[DATA RECORDS — start]

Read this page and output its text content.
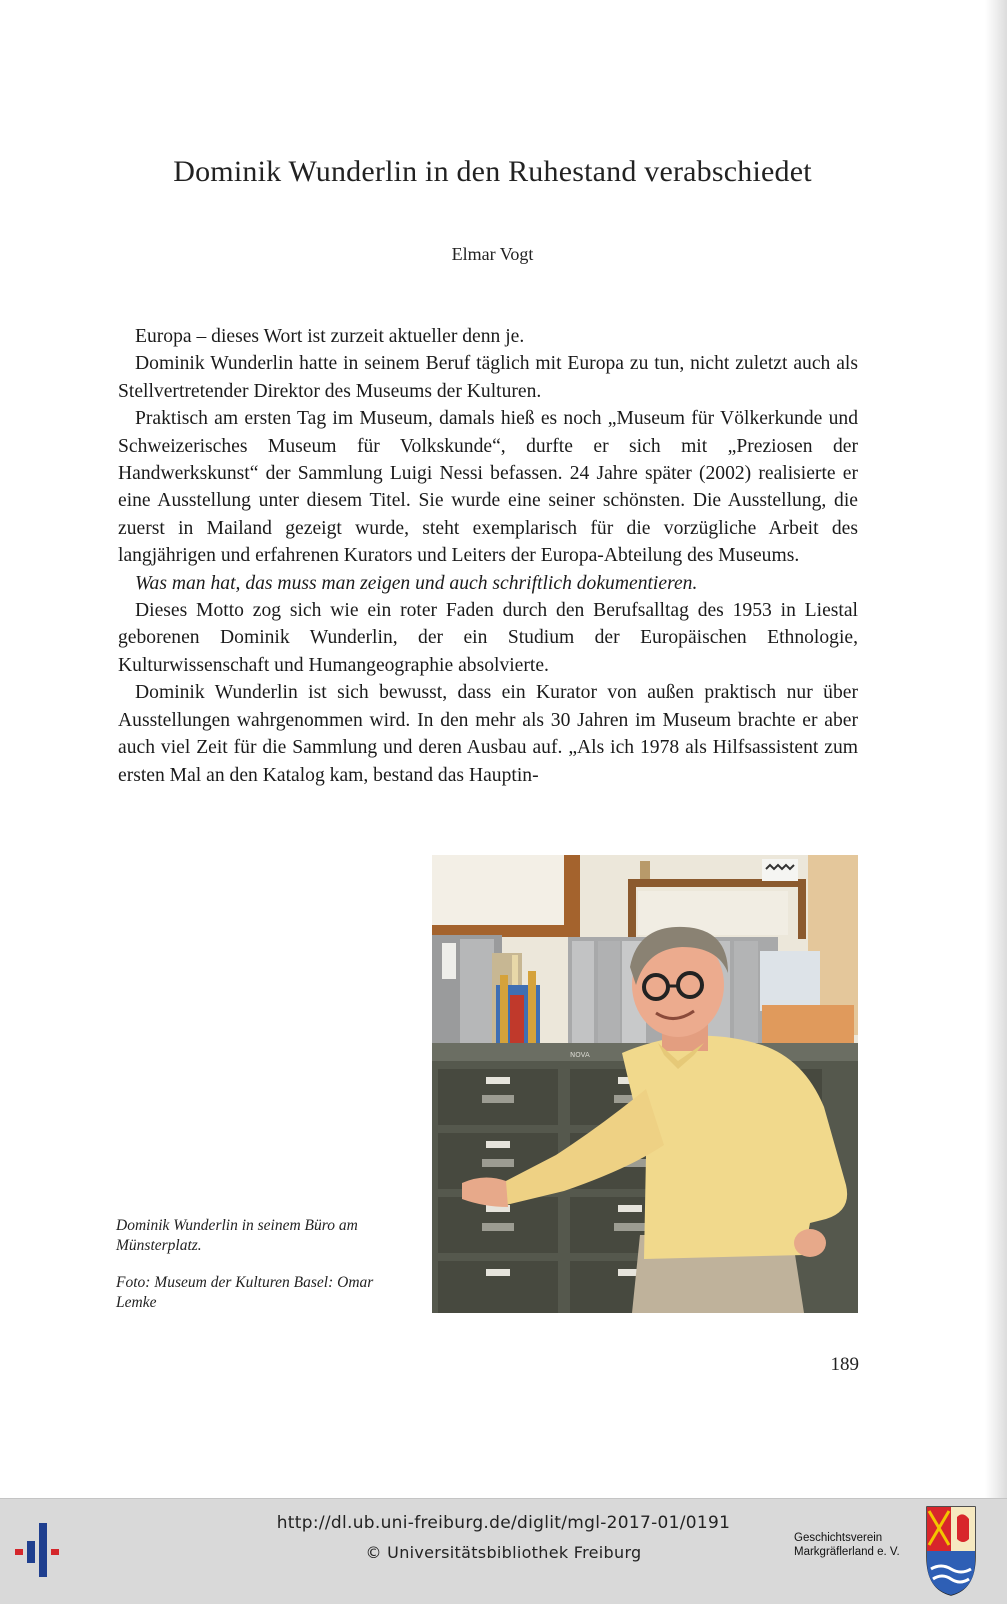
Dominik Wunderlin in den Ruhestand verabschiedet
Elmar Vogt

Europa – dieses Wort ist zurzeit aktueller denn je.

Dominik Wunderlin hatte in seinem Beruf täglich mit Europa zu tun, nicht zuletzt auch als Stellvertretender Direktor des Museums der Kulturen.

Praktisch am ersten Tag im Museum, damals hieß es noch „Museum für Völkerkunde und Schweizerisches Museum für Volkskunde“, durfte er sich mit „Preziosen der Handwerkskunst“ der Sammlung Luigi Nessi befassen. 24 Jahre später (2002) realisierte er eine Ausstellung unter diesem Titel. Sie wurde eine seiner schönsten. Die Ausstellung, die zuerst in Mailand gezeigt wurde, steht exemplarisch für die vorzügliche Arbeit des langjährigen und erfahrenen Kurators und Leiters der Europa-Abteilung des Museums.

Was man hat, das muss man zeigen und auch schriftlich dokumentieren.

Dieses Motto zog sich wie ein roter Faden durch den Berufsalltag des 1953 in Liestal geborenen Dominik Wunderlin, der ein Studium der Europäischen Ethnologie, Kulturwissenschaft und Humangeographie absolvierte.

Dominik Wunderlin ist sich bewusst, dass ein Kurator von außen praktisch nur über Ausstellungen wahrgenommen wird. In den mehr als 30 Jahren im Museum brachte er aber auch viel Zeit für die Sammlung und deren Ausbau auf. „Als ich 1978 als Hilfsassistent zum ersten Mal an den Katalog kam, bestand das Hauptin-

NOVA

Dominik Wunderlin in seinem Büro am Münsterplatz.

Foto: Museum der Kulturen Basel: Omar Lemke

189
http://dl.ub.uni-freiburg.de/diglit/mgl-2017-01/0191
© Universitätsbibliothek Freiburg
Geschichtsverein
Markgräflerland e. V.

[DATA RECORDS — finish]

WORK TO BE COMPLETED: Give back all the material exactly, with no pictures.

RESPONSE:
Read this page and output its text content.
Dominik Wunderlin in den Ruhestand verabschiedet
Elmar Vogt

Europa – dieses Wort ist zurzeit aktueller denn je.

Dominik Wunderlin hatte in seinem Beruf täglich mit Europa zu tun, nicht zuletzt auch als Stellvertretender Direktor des Museums der Kulturen.

Praktisch am ersten Tag im Museum, damals hieß es noch „Museum für Völkerkunde und Schweizerisches Museum für Volkskunde“, durfte er sich mit „Preziosen der Handwerkskunst“ der Sammlung Luigi Nessi befassen. 24 Jahre später (2002) realisierte er eine Ausstellung unter diesem Titel. Sie wurde eine seiner schönsten. Die Ausstellung, die zuerst in Mailand gezeigt wurde, steht exemplarisch für die vorzügliche Arbeit des langjährigen und erfahrenen Kurators und Leiters der Europa-Abteilung des Museums.

Was man hat, das muss man zeigen und auch schriftlich dokumentieren.

Dieses Motto zog sich wie ein roter Faden durch den Berufsalltag des 1953 in Liestal geborenen Dominik Wunderlin, der ein Studium der Europäischen Ethnologie, Kulturwissenschaft und Humangeographie absolvierte.

Dominik Wunderlin ist sich bewusst, dass ein Kurator von außen praktisch nur über Ausstellungen wahrgenommen wird. In den mehr als 30 Jahren im Museum brachte er aber auch viel Zeit für die Sammlung und deren Ausbau auf. „Als ich 1978 als Hilfsassistent zum ersten Mal an den Katalog kam, bestand das Hauptin-

NOVA

Dominik Wunderlin in seinem Büro am Münsterplatz.

Foto: Museum der Kulturen Basel: Omar Lemke

189
http://dl.ub.uni-freiburg.de/diglit/mgl-2017-01/0191
© Universitätsbibliothek Freiburg
Geschichtsverein
Markgräflerland e. V.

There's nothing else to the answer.